## Exercise directions
Pull out each line of the records holding the string "subtitle".

────────

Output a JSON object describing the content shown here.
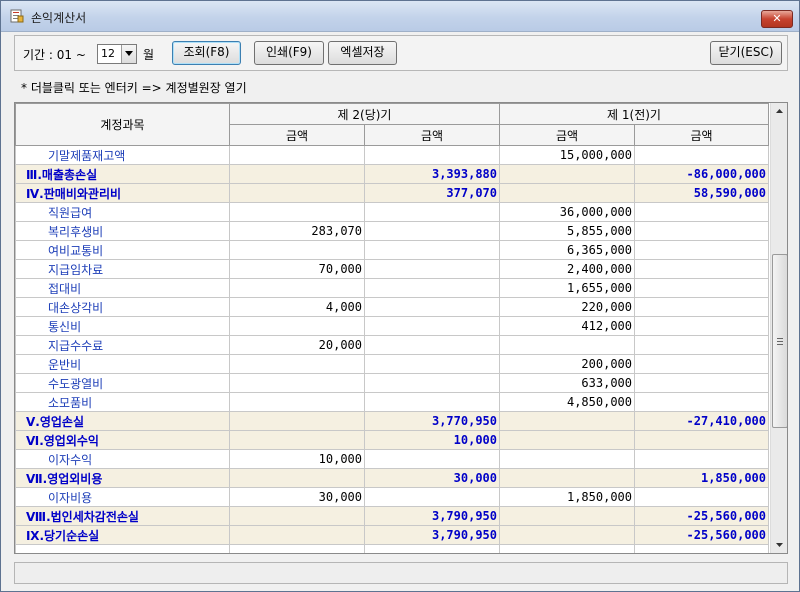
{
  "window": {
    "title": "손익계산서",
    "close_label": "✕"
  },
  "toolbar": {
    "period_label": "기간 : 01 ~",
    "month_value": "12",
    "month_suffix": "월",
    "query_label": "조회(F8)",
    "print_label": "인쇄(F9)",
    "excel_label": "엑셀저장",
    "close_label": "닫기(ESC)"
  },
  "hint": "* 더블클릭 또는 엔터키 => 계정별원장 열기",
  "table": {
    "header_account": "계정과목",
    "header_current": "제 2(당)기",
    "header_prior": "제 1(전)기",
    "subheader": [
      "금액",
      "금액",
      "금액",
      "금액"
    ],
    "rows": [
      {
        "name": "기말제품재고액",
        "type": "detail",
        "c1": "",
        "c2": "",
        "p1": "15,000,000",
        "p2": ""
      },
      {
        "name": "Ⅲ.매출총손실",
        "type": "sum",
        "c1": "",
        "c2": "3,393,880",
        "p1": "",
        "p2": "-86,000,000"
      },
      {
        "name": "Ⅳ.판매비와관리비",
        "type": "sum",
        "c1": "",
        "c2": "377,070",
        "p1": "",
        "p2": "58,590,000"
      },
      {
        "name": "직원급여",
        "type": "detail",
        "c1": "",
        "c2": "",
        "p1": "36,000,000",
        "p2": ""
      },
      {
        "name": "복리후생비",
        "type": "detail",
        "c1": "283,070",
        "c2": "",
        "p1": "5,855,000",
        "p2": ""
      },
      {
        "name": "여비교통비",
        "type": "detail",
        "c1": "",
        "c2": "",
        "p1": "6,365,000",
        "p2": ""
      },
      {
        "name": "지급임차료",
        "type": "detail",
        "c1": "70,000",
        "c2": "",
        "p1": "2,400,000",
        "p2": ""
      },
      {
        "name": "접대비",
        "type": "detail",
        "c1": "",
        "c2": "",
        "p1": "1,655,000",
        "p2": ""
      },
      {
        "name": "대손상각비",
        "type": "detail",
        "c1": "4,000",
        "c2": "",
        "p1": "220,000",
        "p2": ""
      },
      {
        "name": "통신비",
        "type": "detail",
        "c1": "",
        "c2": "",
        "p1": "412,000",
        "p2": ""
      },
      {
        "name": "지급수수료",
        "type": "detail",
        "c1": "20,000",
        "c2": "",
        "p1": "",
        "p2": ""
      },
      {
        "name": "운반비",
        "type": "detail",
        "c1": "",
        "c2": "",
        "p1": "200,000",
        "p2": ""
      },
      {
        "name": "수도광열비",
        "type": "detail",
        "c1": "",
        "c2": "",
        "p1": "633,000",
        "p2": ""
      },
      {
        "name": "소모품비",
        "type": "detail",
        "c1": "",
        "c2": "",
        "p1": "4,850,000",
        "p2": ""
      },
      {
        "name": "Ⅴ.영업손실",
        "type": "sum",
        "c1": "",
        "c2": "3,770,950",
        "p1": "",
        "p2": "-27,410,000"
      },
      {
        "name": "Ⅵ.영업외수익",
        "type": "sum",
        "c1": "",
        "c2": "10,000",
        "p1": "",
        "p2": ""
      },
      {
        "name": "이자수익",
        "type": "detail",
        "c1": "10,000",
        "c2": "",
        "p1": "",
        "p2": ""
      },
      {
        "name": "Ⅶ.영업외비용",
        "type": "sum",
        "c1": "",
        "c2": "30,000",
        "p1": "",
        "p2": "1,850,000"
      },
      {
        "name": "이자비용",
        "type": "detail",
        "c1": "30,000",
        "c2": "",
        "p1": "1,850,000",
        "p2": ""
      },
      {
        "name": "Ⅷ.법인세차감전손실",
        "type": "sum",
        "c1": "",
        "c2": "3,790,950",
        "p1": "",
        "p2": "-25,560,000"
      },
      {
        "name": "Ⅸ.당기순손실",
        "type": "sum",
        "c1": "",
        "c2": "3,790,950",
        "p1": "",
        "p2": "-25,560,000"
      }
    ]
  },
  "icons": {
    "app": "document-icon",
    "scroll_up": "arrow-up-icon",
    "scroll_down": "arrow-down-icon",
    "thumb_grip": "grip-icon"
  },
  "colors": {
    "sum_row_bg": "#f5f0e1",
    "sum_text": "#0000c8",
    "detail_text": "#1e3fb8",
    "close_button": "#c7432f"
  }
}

────────

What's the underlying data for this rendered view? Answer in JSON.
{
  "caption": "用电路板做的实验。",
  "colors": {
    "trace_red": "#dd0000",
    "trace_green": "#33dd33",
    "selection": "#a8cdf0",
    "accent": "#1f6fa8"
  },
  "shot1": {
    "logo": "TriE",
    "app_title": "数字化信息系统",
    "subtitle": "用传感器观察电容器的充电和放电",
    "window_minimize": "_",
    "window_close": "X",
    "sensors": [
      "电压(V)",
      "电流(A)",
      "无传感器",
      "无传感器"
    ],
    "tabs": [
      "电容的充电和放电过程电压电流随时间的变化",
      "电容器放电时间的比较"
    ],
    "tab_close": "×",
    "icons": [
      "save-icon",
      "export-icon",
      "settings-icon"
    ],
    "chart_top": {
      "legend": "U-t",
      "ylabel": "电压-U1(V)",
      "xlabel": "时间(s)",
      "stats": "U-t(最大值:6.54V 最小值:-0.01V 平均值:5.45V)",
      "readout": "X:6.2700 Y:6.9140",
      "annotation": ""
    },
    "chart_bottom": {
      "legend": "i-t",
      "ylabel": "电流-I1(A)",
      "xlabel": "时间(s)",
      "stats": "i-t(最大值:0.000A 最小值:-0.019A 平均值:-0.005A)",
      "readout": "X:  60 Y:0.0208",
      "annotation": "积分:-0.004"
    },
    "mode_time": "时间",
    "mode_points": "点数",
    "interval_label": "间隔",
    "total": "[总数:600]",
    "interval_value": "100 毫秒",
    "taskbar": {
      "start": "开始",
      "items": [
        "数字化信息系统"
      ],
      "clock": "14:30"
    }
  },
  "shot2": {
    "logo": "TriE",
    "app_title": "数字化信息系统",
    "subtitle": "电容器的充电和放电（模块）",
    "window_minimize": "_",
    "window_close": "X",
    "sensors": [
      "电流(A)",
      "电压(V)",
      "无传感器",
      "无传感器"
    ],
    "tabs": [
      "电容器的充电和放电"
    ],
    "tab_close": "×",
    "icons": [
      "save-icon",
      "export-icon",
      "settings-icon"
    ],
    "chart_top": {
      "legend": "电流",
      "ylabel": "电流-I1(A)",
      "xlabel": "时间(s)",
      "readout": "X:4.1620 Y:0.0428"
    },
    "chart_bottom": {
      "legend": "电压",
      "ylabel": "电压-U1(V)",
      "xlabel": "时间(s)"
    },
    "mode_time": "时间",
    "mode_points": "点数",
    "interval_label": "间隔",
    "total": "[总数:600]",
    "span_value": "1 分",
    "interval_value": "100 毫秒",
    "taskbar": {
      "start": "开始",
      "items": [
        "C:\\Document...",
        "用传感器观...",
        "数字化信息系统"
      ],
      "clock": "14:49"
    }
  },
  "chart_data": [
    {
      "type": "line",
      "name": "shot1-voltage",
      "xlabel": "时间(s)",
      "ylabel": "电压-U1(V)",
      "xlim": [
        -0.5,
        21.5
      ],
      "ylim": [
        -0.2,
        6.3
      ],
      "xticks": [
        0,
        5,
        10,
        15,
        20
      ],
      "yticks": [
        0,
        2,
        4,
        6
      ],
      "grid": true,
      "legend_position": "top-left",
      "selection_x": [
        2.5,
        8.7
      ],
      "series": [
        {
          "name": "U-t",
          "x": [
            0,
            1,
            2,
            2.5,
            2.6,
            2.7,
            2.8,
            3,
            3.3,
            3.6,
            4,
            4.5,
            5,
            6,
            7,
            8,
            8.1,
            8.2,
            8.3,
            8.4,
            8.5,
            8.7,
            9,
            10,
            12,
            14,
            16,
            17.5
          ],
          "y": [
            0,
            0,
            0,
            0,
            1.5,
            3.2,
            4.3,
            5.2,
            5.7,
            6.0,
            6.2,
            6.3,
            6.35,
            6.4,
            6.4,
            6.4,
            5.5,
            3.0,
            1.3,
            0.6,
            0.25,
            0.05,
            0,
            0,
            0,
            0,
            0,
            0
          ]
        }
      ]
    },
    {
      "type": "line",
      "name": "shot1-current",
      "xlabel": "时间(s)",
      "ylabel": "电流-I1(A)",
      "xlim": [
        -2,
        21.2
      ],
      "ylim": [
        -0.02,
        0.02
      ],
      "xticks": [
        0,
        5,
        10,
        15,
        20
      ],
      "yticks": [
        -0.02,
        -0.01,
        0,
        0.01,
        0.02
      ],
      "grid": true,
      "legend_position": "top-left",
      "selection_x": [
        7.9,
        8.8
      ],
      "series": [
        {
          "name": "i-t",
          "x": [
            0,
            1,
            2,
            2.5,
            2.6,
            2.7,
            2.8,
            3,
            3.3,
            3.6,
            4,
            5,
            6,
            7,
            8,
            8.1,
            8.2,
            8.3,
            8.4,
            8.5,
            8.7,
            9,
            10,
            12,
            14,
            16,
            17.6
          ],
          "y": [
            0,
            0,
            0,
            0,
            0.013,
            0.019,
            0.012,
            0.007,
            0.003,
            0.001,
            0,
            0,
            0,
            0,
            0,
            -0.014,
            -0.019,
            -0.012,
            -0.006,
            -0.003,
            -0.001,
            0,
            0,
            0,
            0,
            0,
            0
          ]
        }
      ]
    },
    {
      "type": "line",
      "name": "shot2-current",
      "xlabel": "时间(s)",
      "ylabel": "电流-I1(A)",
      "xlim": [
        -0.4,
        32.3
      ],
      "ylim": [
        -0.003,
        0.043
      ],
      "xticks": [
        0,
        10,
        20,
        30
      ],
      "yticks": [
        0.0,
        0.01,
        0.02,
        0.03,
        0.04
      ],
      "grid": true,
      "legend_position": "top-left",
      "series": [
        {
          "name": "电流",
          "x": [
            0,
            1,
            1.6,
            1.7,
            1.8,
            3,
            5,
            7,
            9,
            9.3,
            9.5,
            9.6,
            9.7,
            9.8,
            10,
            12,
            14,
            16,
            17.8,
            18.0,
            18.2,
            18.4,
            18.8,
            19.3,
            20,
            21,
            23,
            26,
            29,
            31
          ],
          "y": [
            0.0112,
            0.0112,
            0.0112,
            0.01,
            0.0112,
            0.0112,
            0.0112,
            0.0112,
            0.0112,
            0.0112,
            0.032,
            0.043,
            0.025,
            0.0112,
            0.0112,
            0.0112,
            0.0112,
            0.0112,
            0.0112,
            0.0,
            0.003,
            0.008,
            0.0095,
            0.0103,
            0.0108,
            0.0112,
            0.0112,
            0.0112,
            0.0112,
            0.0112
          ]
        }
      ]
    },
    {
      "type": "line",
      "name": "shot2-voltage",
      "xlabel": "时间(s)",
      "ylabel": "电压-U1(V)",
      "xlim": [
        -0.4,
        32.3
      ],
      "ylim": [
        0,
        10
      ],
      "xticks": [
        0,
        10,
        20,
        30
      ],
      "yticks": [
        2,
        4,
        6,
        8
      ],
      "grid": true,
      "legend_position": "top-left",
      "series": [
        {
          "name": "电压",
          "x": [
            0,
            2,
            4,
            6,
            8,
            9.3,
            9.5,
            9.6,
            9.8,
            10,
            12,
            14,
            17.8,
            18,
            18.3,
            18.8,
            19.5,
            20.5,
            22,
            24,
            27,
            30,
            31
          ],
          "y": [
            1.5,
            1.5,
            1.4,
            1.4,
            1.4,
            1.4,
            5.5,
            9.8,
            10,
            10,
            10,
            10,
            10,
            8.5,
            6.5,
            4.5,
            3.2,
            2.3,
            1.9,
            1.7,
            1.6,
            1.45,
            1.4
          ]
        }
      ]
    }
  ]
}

────────

## Solution
    "subtitle": "用传感器观察电容器的充电和放电",
    "subtitle": "电容器的充电和放电（模块）",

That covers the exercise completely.